▸ What is asked: Every line of the material below should be repeated exactly.

Excerpt from a dataset:
---------------
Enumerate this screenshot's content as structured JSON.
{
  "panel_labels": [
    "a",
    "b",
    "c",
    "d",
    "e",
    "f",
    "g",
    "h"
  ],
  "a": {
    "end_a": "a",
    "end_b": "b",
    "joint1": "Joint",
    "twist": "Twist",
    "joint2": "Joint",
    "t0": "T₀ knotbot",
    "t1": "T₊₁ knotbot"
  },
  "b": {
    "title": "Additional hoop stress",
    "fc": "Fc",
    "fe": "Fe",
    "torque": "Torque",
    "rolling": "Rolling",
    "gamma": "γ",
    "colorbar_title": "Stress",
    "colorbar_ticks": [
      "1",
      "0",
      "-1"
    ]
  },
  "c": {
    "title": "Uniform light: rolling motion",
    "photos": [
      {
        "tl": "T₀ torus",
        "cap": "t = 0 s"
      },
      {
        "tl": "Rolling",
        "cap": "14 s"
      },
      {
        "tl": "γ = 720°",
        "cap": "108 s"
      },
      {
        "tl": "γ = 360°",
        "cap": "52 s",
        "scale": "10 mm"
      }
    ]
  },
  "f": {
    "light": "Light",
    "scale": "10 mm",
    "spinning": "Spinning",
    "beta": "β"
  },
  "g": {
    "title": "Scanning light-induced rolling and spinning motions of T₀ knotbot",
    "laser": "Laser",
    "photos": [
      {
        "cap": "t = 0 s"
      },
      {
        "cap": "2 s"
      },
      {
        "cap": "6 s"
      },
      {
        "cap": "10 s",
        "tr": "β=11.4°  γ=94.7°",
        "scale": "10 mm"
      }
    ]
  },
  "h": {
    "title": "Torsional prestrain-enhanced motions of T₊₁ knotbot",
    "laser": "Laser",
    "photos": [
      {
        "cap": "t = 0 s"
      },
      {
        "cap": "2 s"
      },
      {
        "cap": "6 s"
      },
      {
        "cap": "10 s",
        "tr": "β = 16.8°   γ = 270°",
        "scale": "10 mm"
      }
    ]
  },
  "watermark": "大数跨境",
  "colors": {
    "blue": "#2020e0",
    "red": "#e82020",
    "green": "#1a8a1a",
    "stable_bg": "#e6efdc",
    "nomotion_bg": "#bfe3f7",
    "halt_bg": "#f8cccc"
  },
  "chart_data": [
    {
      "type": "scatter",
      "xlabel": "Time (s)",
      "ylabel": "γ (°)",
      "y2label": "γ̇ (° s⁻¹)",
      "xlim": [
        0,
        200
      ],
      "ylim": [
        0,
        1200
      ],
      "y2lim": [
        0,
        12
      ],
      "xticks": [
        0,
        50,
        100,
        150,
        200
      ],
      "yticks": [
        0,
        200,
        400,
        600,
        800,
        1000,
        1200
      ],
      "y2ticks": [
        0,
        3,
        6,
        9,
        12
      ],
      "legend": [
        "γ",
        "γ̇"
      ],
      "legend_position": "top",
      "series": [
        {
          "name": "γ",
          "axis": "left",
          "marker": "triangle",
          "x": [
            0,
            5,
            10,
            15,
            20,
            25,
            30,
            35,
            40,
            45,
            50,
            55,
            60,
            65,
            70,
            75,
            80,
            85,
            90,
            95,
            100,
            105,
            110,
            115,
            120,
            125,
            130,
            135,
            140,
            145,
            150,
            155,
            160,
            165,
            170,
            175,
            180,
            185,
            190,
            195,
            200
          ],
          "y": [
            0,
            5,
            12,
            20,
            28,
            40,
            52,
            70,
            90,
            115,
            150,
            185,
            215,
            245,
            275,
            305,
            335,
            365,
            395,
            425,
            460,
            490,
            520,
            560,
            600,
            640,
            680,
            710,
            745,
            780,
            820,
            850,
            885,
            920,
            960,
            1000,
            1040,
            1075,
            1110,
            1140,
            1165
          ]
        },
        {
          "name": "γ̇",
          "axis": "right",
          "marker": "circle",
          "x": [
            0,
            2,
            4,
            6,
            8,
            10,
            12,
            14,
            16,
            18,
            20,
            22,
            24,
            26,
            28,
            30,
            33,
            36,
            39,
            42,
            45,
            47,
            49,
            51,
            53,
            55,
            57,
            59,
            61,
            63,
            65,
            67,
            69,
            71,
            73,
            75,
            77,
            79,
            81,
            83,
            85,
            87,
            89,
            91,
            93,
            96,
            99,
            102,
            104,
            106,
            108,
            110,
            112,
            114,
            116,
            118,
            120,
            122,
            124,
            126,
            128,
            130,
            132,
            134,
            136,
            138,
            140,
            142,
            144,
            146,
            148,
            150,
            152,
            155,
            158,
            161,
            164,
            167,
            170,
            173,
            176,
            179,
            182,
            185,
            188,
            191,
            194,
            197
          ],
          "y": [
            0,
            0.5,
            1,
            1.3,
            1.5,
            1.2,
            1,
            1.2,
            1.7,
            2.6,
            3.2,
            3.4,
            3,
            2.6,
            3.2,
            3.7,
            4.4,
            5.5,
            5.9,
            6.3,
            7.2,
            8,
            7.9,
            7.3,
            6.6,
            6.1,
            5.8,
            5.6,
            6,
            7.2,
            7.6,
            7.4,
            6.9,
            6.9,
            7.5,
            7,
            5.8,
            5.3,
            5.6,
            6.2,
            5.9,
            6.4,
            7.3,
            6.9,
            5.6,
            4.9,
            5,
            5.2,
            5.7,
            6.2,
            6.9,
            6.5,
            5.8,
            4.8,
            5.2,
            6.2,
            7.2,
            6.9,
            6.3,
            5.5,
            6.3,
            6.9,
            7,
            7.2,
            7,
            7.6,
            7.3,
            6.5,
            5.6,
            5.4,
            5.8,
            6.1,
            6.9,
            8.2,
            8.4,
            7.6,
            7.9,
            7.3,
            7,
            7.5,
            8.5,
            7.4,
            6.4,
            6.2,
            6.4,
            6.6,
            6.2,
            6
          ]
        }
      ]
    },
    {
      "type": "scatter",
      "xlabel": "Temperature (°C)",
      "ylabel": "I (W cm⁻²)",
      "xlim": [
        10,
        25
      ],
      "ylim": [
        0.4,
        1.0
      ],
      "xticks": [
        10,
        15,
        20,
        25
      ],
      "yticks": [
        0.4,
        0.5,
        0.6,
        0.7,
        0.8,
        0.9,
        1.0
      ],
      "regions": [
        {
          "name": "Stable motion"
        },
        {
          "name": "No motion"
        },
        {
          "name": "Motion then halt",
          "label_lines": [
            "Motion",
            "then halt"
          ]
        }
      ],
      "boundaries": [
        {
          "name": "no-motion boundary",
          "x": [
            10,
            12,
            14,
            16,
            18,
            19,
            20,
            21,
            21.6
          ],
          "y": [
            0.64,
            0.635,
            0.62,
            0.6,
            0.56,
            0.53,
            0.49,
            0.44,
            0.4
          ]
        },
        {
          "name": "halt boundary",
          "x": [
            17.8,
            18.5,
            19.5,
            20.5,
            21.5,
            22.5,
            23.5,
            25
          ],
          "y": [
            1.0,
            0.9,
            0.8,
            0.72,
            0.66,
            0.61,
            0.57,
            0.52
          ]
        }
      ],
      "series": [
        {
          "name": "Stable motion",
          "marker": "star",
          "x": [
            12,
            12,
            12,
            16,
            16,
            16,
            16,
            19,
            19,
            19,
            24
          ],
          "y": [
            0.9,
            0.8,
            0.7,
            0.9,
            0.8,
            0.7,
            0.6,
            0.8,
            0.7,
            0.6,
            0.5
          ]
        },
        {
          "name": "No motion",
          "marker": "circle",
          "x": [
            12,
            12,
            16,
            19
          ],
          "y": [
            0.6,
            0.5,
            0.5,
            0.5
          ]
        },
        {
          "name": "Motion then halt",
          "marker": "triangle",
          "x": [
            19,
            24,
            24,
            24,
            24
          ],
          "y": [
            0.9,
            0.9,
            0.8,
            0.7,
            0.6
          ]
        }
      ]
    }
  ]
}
---------------
▸ The response:
Enumerate this screenshot's content as structured JSON.
{
  "panel_labels": [
    "a",
    "b",
    "c",
    "d",
    "e",
    "f",
    "g",
    "h"
  ],
  "a": {
    "end_a": "a",
    "end_b": "b",
    "joint1": "Joint",
    "twist": "Twist",
    "joint2": "Joint",
    "t0": "T₀ knotbot",
    "t1": "T₊₁ knotbot"
  },
  "b": {
    "title": "Additional hoop stress",
    "fc": "Fc",
    "fe": "Fe",
    "torque": "Torque",
    "rolling": "Rolling",
    "gamma": "γ",
    "colorbar_title": "Stress",
    "colorbar_ticks": [
      "1",
      "0",
      "-1"
    ]
  },
  "c": {
    "title": "Uniform light: rolling motion",
    "photos": [
      {
        "tl": "T₀ torus",
        "cap": "t = 0 s"
      },
      {
        "tl": "Rolling",
        "cap": "14 s"
      },
      {
        "tl": "γ = 720°",
        "cap": "108 s"
      },
      {
        "tl": "γ = 360°",
        "cap": "52 s",
        "scale": "10 mm"
      }
    ]
  },
  "f": {
    "light": "Light",
    "scale": "10 mm",
    "spinning": "Spinning",
    "beta": "β"
  },
  "g": {
    "title": "Scanning light-induced rolling and spinning motions of T₀ knotbot",
    "laser": "Laser",
    "photos": [
      {
        "cap": "t = 0 s"
      },
      {
        "cap": "2 s"
      },
      {
        "cap": "6 s"
      },
      {
        "cap": "10 s",
        "tr": "β=11.4°  γ=94.7°",
        "scale": "10 mm"
      }
    ]
  },
  "h": {
    "title": "Torsional prestrain-enhanced motions of T₊₁ knotbot",
    "laser": "Laser",
    "photos": [
      {
        "cap": "t = 0 s"
      },
      {
        "cap": "2 s"
      },
      {
        "cap": "6 s"
      },
      {
        "cap": "10 s",
        "tr": "β = 16.8°   γ = 270°",
        "scale": "10 mm"
      }
    ]
  },
  "watermark": "大数跨境",
  "colors": {
    "blue": "#2020e0",
    "red": "#e82020",
    "green": "#1a8a1a",
    "stable_bg": "#e6efdc",
    "nomotion_bg": "#bfe3f7",
    "halt_bg": "#f8cccc"
  },
  "chart_data": [
    {
      "type": "scatter",
      "xlabel": "Time (s)",
      "ylabel": "γ (°)",
      "y2label": "γ̇ (° s⁻¹)",
      "xlim": [
        0,
        200
      ],
      "ylim": [
        0,
        1200
      ],
      "y2lim": [
        0,
        12
      ],
      "xticks": [
        0,
        50,
        100,
        150,
        200
      ],
      "yticks": [
        0,
        200,
        400,
        600,
        800,
        1000,
        1200
      ],
      "y2ticks": [
        0,
        3,
        6,
        9,
        12
      ],
      "legend": [
        "γ",
        "γ̇"
      ],
      "legend_position": "top",
      "series": [
        {
          "name": "γ",
          "axis": "left",
          "marker": "triangle",
          "x": [
            0,
            5,
            10,
            15,
            20,
            25,
            30,
            35,
            40,
            45,
            50,
            55,
            60,
            65,
            70,
            75,
            80,
            85,
            90,
            95,
            100,
            105,
            110,
            115,
            120,
            125,
            130,
            135,
            140,
            145,
            150,
            155,
            160,
            165,
            170,
            175,
            180,
            185,
            190,
            195,
            200
          ],
          "y": [
            0,
            5,
            12,
            20,
            28,
            40,
            52,
            70,
            90,
            115,
            150,
            185,
            215,
            245,
            275,
            305,
            335,
            365,
            395,
            425,
            460,
            490,
            520,
            560,
            600,
            640,
            680,
            710,
            745,
            780,
            820,
            850,
            885,
            920,
            960,
            1000,
            1040,
            1075,
            1110,
            1140,
            1165
          ]
        },
        {
          "name": "γ̇",
          "axis": "right",
          "marker": "circle",
          "x": [
            0,
            2,
            4,
            6,
            8,
            10,
            12,
            14,
            16,
            18,
            20,
            22,
            24,
            26,
            28,
            30,
            33,
            36,
            39,
            42,
            45,
            47,
            49,
            51,
            53,
            55,
            57,
            59,
            61,
            63,
            65,
            67,
            69,
            71,
            73,
            75,
            77,
            79,
            81,
            83,
            85,
            87,
            89,
            91,
            93,
            96,
            99,
            102,
            104,
            106,
            108,
            110,
            112,
            114,
            116,
            118,
            120,
            122,
            124,
            126,
            128,
            130,
            132,
            134,
            136,
            138,
            140,
            142,
            144,
            146,
            148,
            150,
            152,
            155,
            158,
            161,
            164,
            167,
            170,
            173,
            176,
            179,
            182,
            185,
            188,
            191,
            194,
            197
          ],
          "y": [
            0,
            0.5,
            1,
            1.3,
            1.5,
            1.2,
            1,
            1.2,
            1.7,
            2.6,
            3.2,
            3.4,
            3,
            2.6,
            3.2,
            3.7,
            4.4,
            5.5,
            5.9,
            6.3,
            7.2,
            8,
            7.9,
            7.3,
            6.6,
            6.1,
            5.8,
            5.6,
            6,
            7.2,
            7.6,
            7.4,
            6.9,
            6.9,
            7.5,
            7,
            5.8,
            5.3,
            5.6,
            6.2,
            5.9,
            6.4,
            7.3,
            6.9,
            5.6,
            4.9,
            5,
            5.2,
            5.7,
            6.2,
            6.9,
            6.5,
            5.8,
            4.8,
            5.2,
            6.2,
            7.2,
            6.9,
            6.3,
            5.5,
            6.3,
            6.9,
            7,
            7.2,
            7,
            7.6,
            7.3,
            6.5,
            5.6,
            5.4,
            5.8,
            6.1,
            6.9,
            8.2,
            8.4,
            7.6,
            7.9,
            7.3,
            7,
            7.5,
            8.5,
            7.4,
            6.4,
            6.2,
            6.4,
            6.6,
            6.2,
            6
          ]
        }
      ]
    },
    {
      "type": "scatter",
      "xlabel": "Temperature (°C)",
      "ylabel": "I (W cm⁻²)",
      "xlim": [
        10,
        25
      ],
      "ylim": [
        0.4,
        1.0
      ],
      "xticks": [
        10,
        15,
        20,
        25
      ],
      "yticks": [
        0.4,
        0.5,
        0.6,
        0.7,
        0.8,
        0.9,
        1.0
      ],
      "regions": [
        {
          "name": "Stable motion"
        },
        {
          "name": "No motion"
        },
        {
          "name": "Motion then halt",
          "label_lines": [
            "Motion",
            "then halt"
          ]
        }
      ],
      "boundaries": [
        {
          "name": "no-motion boundary",
          "x": [
            10,
            12,
            14,
            16,
            18,
            19,
            20,
            21,
            21.6
          ],
          "y": [
            0.64,
            0.635,
            0.62,
            0.6,
            0.56,
            0.53,
            0.49,
            0.44,
            0.4
          ]
        },
        {
          "name": "halt boundary",
          "x": [
            17.8,
            18.5,
            19.5,
            20.5,
            21.5,
            22.5,
            23.5,
            25
          ],
          "y": [
            1.0,
            0.9,
            0.8,
            0.72,
            0.66,
            0.61,
            0.57,
            0.52
          ]
        }
      ],
      "series": [
        {
          "name": "Stable motion",
          "marker": "star",
          "x": [
            12,
            12,
            12,
            16,
            16,
            16,
            16,
            19,
            19,
            19,
            24
          ],
          "y": [
            0.9,
            0.8,
            0.7,
            0.9,
            0.8,
            0.7,
            0.6,
            0.8,
            0.7,
            0.6,
            0.5
          ]
        },
        {
          "name": "No motion",
          "marker": "circle",
          "x": [
            12,
            12,
            16,
            19
          ],
          "y": [
            0.6,
            0.5,
            0.5,
            0.5
          ]
        },
        {
          "name": "Motion then halt",
          "marker": "triangle",
          "x": [
            19,
            24,
            24,
            24,
            24
          ],
          "y": [
            0.9,
            0.9,
            0.8,
            0.7,
            0.6
          ]
        }
      ]
    }
  ]
}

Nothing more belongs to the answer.